Your task: Write each record again exactly as it stands.
* begin Excerpted data *
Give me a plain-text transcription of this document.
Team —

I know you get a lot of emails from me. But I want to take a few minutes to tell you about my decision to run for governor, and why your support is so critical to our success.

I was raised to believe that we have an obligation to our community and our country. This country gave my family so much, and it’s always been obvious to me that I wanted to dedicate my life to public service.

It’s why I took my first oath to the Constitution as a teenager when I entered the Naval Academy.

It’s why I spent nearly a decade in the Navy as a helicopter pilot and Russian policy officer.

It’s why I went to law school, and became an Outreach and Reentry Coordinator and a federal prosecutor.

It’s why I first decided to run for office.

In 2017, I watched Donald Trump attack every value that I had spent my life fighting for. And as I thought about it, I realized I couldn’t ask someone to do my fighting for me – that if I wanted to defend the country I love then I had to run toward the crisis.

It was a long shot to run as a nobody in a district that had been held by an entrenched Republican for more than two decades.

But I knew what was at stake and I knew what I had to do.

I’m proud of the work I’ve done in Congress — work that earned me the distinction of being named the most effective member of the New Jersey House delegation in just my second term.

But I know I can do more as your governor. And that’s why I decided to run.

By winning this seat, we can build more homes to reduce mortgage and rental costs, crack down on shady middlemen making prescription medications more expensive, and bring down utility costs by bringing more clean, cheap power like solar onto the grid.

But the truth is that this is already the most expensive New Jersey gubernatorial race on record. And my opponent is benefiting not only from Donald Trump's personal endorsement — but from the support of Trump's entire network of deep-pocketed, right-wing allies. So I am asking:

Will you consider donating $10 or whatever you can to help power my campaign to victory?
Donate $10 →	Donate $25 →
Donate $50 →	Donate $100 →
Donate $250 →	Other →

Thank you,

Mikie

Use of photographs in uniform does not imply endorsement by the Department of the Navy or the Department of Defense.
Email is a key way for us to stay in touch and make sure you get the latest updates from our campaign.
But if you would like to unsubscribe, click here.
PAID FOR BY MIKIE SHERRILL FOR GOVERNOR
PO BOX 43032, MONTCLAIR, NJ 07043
* end Excerpted data *
Exercise result:
Give me a plain-text transcription of this document.
Team —

I know you get a lot of emails from me. But I want to take a few minutes to tell you about my decision to run for governor, and why your support is so critical to our success.

I was raised to believe that we have an obligation to our community and our country. This country gave my family so much, and it’s always been obvious to me that I wanted to dedicate my life to public service.

It’s why I took my first oath to the Constitution as a teenager when I entered the Naval Academy.

It’s why I spent nearly a decade in the Navy as a helicopter pilot and Russian policy officer.

It’s why I went to law school, and became an Outreach and Reentry Coordinator and a federal prosecutor.

It’s why I first decided to run for office.

In 2017, I watched Donald Trump attack every value that I had spent my life fighting for. And as I thought about it, I realized I couldn’t ask someone to do my fighting for me – that if I wanted to defend the country I love then I had to run toward the crisis.

It was a long shot to run as a nobody in a district that had been held by an entrenched Republican for more than two decades.

But I knew what was at stake and I knew what I had to do.

I’m proud of the work I’ve done in Congress — work that earned me the distinction of being named the most effective member of the New Jersey House delegation in just my second term.

But I know I can do more as your governor. And that’s why I decided to run.

By winning this seat, we can build more homes to reduce mortgage and rental costs, crack down on shady middlemen making prescription medications more expensive, and bring down utility costs by bringing more clean, cheap power like solar onto the grid.

But the truth is that this is already the most expensive New Jersey gubernatorial race on record. And my opponent is benefiting not only from Donald Trump's personal endorsement — but from the support of Trump's entire network of deep-pocketed, right-wing allies. So I am asking:

Will you consider donating $10 or whatever you can to help power my campaign to victory?
Donate $10 →	Donate $25 →
Donate $50 →	Donate $100 →
Donate $250 →	Other →

Thank you,

Mikie

Use of photographs in uniform does not imply endorsement by the Department of the Navy or the Department of Defense.
Email is a key way for us to stay in touch and make sure you get the latest updates from our campaign.
But if you would like to unsubscribe, click here.
PAID FOR BY MIKIE SHERRILL FOR GOVERNOR
PO BOX 43032, MONTCLAIR, NJ 07043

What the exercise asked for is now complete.